━━ Given data

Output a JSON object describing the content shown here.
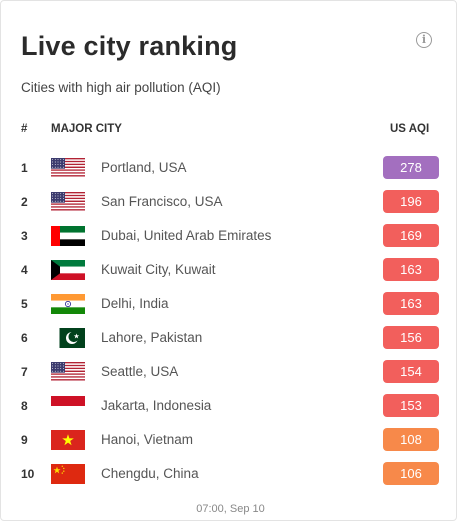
{
  "header": {
    "title": "Live city ranking",
    "subtitle": "Cities with high air pollution (AQI)"
  },
  "columns": {
    "rank": "#",
    "city": "MAJOR CITY",
    "aqi": "US AQI"
  },
  "rows": [
    {
      "rank": "1",
      "flag": "usa",
      "city": "Portland, USA",
      "aqi": "278",
      "color": "#a36fbf"
    },
    {
      "rank": "2",
      "flag": "usa",
      "city": "San Francisco, USA",
      "aqi": "196",
      "color": "#f25f5c"
    },
    {
      "rank": "3",
      "flag": "uae",
      "city": "Dubai, United Arab Emirates",
      "aqi": "169",
      "color": "#f25f5c"
    },
    {
      "rank": "4",
      "flag": "kuwait",
      "city": "Kuwait City, Kuwait",
      "aqi": "163",
      "color": "#f25f5c"
    },
    {
      "rank": "5",
      "flag": "india",
      "city": "Delhi, India",
      "aqi": "163",
      "color": "#f25f5c"
    },
    {
      "rank": "6",
      "flag": "pakistan",
      "city": "Lahore, Pakistan",
      "aqi": "156",
      "color": "#f25f5c"
    },
    {
      "rank": "7",
      "flag": "usa",
      "city": "Seattle, USA",
      "aqi": "154",
      "color": "#f25f5c"
    },
    {
      "rank": "8",
      "flag": "indonesia",
      "city": "Jakarta, Indonesia",
      "aqi": "153",
      "color": "#f25f5c"
    },
    {
      "rank": "9",
      "flag": "vietnam",
      "city": "Hanoi, Vietnam",
      "aqi": "108",
      "color": "#f7894a"
    },
    {
      "rank": "10",
      "flag": "china",
      "city": "Chengdu, China",
      "aqi": "106",
      "color": "#f7894a"
    }
  ],
  "footer": {
    "timestamp": "07:00, Sep 10"
  },
  "icons": {
    "info": "info-icon"
  }
}
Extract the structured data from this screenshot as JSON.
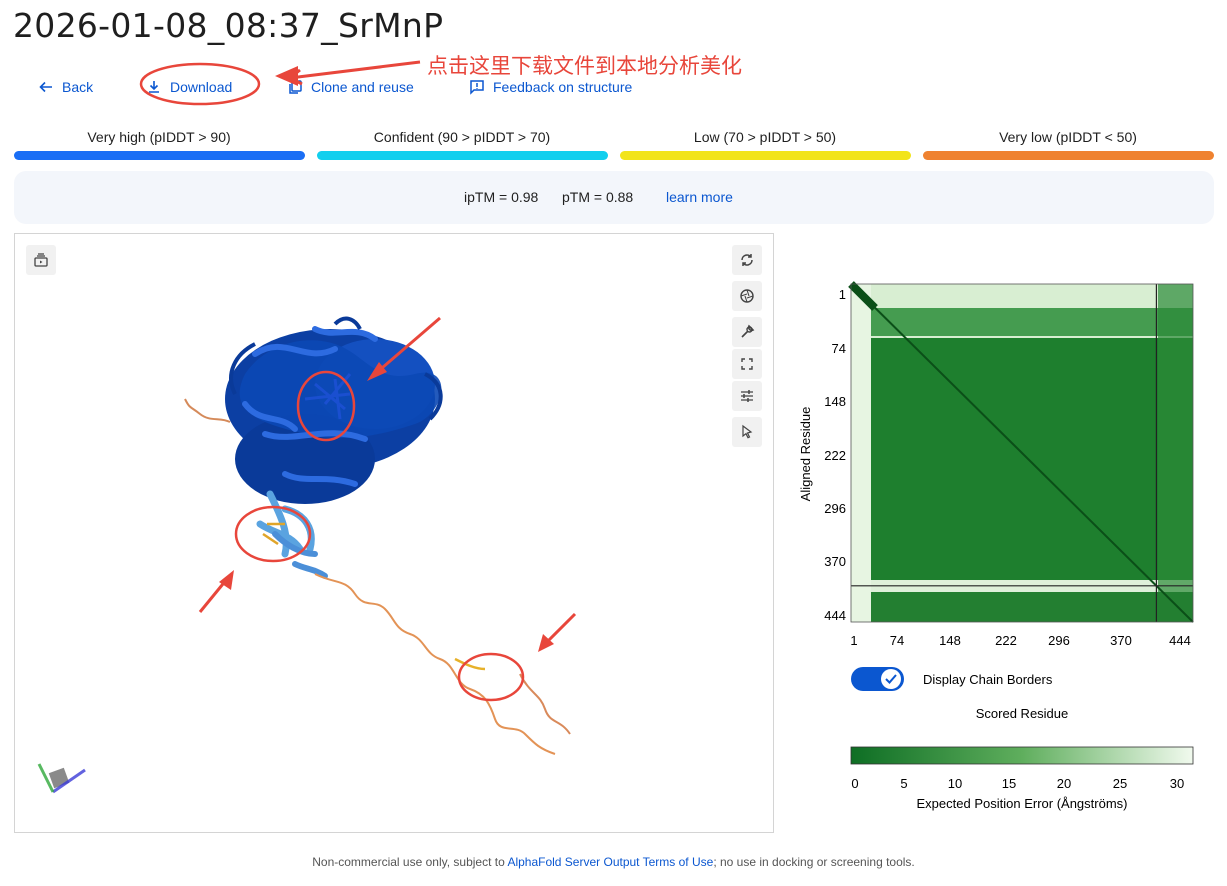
{
  "header": {
    "title": "2026-01-08_08:37_SrMnP"
  },
  "actions": {
    "back": "Back",
    "download": "Download",
    "clone": "Clone and reuse",
    "feedback": "Feedback on structure"
  },
  "annotation": {
    "text": "点击这里下载文件到本地分析美化",
    "color": "#e8463b"
  },
  "plddt_legend": [
    {
      "label": "Very high (pIDDT > 90)",
      "color": "#1a6ef5"
    },
    {
      "label": "Confident (90 > pIDDT > 70)",
      "color": "#12cfee"
    },
    {
      "label": "Low (70 > pIDDT > 50)",
      "color": "#f2e41a"
    },
    {
      "label": "Very low (pIDDT < 50)",
      "color": "#ef8230"
    }
  ],
  "metrics": {
    "iptm": "ipTM = 0.98",
    "ptm": "pTM = 0.88",
    "learn_more": "learn more"
  },
  "viewer": {
    "icons": [
      "layers-play-icon",
      "rotate-icon",
      "aperture-icon",
      "wrench-icon",
      "fullscreen-icon",
      "tune-icon",
      "cursor-icon"
    ]
  },
  "pae": {
    "y_axis_label": "Aligned Residue",
    "x_axis_label": "Scored Residue",
    "ticks": [
      "1",
      "74",
      "148",
      "222",
      "296",
      "370",
      "444"
    ],
    "chain_border_fraction": 0.893,
    "colorbar_ticks": [
      "0",
      "5",
      "10",
      "15",
      "20",
      "25",
      "30"
    ],
    "colorbar_label": "Expected Position Error (Ångströms)",
    "colorbar_low": "#0e6e24",
    "colorbar_high": "#f1faee",
    "toggle_label": "Display Chain Borders",
    "toggle_on": true
  },
  "footer": {
    "prefix": "Non-commercial use only, subject to ",
    "link": "AlphaFold Server Output Terms of Use",
    "suffix": "; no use in docking or screening tools."
  }
}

━━━━

| Prompt |
Find the word "flag" in the entries, and copy every line it shows up in.

| Answer below |
      "flag": "usa",
      "flag": "usa",
      "flag": "uae",
      "flag": "kuwait",
      "flag": "india",
      "flag": "pakistan",
      "flag": "usa",
      "flag": "indonesia",
      "flag": "vietnam",
      "flag": "china",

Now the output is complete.